Records contained in a dataset:
◆ ◆ ◆ ◆ ◆

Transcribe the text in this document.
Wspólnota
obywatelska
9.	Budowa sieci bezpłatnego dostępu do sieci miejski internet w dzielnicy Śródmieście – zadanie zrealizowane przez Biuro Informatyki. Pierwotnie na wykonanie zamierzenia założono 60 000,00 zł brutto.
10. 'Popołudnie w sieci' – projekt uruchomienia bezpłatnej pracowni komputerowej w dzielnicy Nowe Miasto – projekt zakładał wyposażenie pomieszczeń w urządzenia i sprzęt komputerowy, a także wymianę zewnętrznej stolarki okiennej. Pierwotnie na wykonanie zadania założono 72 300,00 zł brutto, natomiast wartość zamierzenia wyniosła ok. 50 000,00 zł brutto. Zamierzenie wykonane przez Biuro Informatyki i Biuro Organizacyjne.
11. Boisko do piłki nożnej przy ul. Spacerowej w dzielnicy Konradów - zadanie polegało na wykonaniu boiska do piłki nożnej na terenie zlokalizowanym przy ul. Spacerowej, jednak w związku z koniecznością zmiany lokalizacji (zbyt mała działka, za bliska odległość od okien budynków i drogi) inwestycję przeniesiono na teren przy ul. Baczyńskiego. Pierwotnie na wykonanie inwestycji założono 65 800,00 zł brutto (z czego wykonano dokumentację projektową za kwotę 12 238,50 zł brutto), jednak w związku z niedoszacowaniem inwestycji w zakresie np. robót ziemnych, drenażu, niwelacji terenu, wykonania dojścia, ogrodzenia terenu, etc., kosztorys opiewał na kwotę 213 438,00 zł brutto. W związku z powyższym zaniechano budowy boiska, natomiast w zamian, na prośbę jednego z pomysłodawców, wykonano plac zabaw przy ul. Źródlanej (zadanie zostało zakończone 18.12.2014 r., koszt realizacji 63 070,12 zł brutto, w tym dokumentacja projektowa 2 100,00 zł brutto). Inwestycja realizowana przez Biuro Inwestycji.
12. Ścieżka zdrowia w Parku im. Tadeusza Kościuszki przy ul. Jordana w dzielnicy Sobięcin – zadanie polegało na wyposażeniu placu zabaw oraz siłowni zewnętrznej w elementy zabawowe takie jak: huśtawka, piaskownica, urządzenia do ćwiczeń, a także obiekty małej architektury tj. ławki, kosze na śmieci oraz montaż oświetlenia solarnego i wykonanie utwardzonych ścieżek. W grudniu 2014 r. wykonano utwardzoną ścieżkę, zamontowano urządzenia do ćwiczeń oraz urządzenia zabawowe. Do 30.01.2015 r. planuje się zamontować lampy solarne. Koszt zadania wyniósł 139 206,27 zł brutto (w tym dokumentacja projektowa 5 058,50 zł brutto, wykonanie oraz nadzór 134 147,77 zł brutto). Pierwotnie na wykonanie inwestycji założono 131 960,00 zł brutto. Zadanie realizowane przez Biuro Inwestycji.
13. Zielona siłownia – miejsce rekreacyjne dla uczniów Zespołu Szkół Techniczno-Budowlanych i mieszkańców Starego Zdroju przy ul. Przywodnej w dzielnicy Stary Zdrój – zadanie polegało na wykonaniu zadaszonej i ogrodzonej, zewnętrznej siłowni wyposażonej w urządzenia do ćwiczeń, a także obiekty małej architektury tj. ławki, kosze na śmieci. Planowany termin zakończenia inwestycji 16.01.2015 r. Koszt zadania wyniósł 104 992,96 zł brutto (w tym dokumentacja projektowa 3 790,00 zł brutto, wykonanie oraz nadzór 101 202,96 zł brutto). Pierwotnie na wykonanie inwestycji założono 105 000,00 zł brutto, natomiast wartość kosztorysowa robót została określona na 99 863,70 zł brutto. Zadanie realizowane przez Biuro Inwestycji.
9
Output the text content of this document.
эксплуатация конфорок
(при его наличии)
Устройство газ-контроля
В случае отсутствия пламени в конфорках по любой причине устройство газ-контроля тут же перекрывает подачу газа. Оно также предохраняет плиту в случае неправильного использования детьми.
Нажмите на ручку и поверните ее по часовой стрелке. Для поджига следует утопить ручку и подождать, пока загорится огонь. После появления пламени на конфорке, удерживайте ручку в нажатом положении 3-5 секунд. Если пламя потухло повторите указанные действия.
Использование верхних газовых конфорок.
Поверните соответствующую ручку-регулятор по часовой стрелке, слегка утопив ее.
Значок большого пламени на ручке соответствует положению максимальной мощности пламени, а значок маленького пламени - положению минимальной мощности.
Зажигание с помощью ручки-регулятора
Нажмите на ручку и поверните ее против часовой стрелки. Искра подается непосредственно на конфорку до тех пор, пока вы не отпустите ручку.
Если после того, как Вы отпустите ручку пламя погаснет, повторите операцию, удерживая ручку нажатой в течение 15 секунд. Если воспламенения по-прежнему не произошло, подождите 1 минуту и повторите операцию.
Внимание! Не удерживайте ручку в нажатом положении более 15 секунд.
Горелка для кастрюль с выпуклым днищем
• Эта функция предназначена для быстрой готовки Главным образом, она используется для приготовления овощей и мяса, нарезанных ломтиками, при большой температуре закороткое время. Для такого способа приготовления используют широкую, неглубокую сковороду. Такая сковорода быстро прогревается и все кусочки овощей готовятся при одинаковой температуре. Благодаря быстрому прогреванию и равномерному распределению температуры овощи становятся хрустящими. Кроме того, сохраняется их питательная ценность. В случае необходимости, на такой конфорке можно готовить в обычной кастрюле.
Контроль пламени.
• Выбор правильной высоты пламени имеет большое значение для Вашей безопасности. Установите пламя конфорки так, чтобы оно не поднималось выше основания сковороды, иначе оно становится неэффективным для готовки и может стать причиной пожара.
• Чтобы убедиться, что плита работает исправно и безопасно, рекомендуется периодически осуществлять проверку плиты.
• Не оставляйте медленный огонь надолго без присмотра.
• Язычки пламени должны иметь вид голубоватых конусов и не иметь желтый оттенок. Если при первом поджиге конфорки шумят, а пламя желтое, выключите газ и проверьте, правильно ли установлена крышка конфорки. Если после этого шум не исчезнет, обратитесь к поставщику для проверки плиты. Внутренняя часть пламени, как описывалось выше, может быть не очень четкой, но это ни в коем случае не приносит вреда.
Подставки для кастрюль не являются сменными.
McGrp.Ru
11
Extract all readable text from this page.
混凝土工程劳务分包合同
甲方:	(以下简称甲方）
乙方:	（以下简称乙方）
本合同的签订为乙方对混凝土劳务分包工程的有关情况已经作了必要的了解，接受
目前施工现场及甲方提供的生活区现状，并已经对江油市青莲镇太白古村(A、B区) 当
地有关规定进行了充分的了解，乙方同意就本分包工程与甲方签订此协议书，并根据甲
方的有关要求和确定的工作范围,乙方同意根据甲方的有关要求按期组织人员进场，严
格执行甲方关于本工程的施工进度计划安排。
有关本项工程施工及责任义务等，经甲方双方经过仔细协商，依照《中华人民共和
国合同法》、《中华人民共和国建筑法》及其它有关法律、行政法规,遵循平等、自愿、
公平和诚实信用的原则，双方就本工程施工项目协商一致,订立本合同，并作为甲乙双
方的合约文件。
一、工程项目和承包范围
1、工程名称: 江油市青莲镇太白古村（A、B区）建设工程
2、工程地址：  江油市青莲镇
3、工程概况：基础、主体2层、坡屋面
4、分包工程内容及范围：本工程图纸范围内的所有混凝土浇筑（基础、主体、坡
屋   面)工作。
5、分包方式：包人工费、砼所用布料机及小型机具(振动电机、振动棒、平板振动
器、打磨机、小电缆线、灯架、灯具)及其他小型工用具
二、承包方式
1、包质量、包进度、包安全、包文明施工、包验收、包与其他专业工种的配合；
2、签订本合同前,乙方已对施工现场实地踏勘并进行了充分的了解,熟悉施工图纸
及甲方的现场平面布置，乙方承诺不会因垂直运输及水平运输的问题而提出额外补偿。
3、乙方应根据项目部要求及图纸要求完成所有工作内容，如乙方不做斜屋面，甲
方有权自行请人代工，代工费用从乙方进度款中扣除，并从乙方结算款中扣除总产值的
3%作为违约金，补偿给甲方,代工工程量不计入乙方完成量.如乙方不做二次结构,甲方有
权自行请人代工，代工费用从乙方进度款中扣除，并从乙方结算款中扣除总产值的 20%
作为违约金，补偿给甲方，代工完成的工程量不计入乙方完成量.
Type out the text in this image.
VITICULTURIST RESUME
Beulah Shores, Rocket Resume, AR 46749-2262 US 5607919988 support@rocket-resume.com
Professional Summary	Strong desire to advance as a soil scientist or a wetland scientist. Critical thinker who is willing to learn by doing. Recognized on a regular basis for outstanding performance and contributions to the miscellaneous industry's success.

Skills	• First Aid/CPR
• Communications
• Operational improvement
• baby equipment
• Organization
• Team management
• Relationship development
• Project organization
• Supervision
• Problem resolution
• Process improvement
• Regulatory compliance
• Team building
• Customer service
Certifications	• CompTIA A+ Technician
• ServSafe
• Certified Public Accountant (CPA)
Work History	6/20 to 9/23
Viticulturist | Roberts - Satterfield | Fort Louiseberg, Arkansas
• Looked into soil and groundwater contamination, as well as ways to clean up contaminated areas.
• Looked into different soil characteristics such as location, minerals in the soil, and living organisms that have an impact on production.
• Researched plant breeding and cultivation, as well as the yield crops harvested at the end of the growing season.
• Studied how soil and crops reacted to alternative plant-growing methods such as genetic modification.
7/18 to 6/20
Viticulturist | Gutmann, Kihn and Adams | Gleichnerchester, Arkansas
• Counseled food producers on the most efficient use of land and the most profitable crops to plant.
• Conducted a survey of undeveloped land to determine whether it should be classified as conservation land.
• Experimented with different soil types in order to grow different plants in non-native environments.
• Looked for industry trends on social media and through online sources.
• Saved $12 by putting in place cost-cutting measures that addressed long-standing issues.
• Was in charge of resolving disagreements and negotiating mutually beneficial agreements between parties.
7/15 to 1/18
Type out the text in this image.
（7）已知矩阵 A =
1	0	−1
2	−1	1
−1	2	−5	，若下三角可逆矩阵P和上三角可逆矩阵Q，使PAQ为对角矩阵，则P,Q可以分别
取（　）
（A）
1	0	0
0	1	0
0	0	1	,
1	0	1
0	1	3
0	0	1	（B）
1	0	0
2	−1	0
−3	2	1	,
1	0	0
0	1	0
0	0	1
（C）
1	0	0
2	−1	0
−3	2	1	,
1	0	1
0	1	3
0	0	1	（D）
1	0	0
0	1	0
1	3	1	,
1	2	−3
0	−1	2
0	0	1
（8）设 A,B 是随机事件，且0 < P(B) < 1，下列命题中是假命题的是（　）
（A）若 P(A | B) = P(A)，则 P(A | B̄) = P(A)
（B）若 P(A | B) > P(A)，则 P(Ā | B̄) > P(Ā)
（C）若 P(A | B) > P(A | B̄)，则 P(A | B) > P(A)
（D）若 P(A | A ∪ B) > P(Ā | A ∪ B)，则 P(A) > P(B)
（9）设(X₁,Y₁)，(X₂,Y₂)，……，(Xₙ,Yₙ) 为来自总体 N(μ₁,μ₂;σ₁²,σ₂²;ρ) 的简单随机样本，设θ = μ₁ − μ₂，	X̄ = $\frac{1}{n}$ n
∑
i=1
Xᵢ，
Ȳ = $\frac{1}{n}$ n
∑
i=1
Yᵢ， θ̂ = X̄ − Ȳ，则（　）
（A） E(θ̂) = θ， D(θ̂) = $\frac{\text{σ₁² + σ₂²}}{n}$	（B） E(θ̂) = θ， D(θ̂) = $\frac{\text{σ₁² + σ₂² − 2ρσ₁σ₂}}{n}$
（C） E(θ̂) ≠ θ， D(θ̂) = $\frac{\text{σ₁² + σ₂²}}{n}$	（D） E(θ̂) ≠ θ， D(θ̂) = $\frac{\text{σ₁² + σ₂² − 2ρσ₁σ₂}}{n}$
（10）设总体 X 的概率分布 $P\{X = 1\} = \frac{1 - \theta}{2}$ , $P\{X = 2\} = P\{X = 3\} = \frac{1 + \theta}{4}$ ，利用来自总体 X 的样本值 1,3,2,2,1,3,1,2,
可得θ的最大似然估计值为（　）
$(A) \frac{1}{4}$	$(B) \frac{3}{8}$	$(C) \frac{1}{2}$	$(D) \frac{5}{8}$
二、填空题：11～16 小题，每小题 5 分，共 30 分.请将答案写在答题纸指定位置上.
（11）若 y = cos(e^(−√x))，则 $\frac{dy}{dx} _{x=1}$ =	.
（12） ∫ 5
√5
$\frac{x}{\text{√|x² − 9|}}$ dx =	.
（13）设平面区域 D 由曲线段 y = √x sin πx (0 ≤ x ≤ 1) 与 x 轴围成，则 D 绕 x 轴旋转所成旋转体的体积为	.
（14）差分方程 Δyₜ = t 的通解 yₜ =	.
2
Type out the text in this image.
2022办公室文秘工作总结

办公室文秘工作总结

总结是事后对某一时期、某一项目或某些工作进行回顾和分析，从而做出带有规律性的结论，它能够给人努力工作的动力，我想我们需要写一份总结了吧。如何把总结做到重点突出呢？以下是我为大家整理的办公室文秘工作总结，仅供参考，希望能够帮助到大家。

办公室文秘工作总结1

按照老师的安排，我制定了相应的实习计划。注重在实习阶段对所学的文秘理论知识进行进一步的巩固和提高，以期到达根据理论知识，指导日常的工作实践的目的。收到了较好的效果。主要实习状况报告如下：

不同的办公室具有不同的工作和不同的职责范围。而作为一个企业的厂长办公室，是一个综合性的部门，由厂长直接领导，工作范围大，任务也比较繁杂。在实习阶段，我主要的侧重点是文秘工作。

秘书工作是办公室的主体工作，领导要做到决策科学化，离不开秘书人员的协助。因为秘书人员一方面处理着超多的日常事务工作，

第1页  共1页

◆ ◆ ◆ ◆ ◆

DESCRIPTION OF THE TASK: Copy each line of the entries that includes the word "удерживайте".

RESPONSE TO THIS TASK:
Нажмите на ручку и поверните ее по часовой стрелке. Для поджига следует утопить ручку и подождать, пока загорится огонь. После появления пламени на конфорке, удерживайте ручку в нажатом положении 3-5 секунд. Если пламя потухло повторите указанные действия.
Внимание! Не удерживайте ручку в нажатом положении более 15 секунд.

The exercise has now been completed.